Collected data:
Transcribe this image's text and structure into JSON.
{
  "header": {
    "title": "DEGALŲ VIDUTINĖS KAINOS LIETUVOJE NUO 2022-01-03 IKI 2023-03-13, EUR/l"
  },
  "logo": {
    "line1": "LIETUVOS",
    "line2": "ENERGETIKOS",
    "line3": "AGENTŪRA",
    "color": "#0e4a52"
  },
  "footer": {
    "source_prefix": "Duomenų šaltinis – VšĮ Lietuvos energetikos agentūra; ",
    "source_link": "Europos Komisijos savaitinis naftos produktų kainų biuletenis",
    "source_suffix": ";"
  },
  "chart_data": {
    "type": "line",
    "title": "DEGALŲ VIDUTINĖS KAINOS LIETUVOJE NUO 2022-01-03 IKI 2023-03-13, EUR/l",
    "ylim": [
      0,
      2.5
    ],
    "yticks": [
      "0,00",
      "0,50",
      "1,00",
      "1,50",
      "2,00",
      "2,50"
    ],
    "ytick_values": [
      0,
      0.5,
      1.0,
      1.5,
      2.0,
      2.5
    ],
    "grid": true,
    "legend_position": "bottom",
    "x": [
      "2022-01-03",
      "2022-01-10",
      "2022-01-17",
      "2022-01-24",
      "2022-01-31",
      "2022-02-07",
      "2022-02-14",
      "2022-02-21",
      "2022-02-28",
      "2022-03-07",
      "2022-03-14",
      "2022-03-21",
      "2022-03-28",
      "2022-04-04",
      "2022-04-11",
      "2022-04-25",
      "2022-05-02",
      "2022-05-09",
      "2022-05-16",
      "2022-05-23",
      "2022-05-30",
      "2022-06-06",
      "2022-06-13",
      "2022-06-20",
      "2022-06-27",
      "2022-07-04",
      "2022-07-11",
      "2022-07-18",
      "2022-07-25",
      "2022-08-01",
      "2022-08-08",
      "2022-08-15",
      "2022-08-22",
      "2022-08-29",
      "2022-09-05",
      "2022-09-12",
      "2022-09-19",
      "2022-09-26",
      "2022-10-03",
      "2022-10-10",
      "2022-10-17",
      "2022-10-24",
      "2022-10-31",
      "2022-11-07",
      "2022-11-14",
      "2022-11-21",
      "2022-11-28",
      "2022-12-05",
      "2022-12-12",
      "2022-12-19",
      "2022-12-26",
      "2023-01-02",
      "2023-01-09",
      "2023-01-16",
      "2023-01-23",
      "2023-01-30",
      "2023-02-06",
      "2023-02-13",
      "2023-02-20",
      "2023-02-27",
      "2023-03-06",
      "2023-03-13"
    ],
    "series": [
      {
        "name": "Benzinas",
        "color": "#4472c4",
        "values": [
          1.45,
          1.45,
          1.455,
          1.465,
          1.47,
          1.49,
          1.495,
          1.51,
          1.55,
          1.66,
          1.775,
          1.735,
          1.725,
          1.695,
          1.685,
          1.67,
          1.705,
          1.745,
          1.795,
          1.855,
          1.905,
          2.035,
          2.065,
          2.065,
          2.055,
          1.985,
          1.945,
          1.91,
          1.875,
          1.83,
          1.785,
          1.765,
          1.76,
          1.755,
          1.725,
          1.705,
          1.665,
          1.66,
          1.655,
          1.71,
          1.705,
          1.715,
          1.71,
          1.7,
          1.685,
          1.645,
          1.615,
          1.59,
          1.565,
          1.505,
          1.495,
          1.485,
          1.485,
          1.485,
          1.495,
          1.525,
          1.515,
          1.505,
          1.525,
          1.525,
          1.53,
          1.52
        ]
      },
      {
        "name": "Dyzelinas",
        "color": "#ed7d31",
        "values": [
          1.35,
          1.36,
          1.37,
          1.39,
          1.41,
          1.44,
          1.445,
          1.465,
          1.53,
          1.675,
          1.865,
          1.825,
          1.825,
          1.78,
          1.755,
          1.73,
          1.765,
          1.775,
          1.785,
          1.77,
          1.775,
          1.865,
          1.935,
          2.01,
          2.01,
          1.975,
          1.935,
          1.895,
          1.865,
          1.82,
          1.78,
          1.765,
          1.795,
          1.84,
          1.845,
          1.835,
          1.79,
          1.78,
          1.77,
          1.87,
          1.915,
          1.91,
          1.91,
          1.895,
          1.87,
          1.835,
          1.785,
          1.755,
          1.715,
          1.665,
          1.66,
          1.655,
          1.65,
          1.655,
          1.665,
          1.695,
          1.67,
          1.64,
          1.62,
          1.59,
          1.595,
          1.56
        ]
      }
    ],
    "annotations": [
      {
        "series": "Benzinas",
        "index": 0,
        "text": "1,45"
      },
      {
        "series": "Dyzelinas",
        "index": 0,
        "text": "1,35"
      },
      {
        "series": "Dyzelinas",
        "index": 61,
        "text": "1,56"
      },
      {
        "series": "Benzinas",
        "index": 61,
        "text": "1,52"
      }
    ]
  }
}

SET TASK:
Report how many lines hold the string "text", giving the number and nothing else.

RESULT OF THE EXERCISE:
5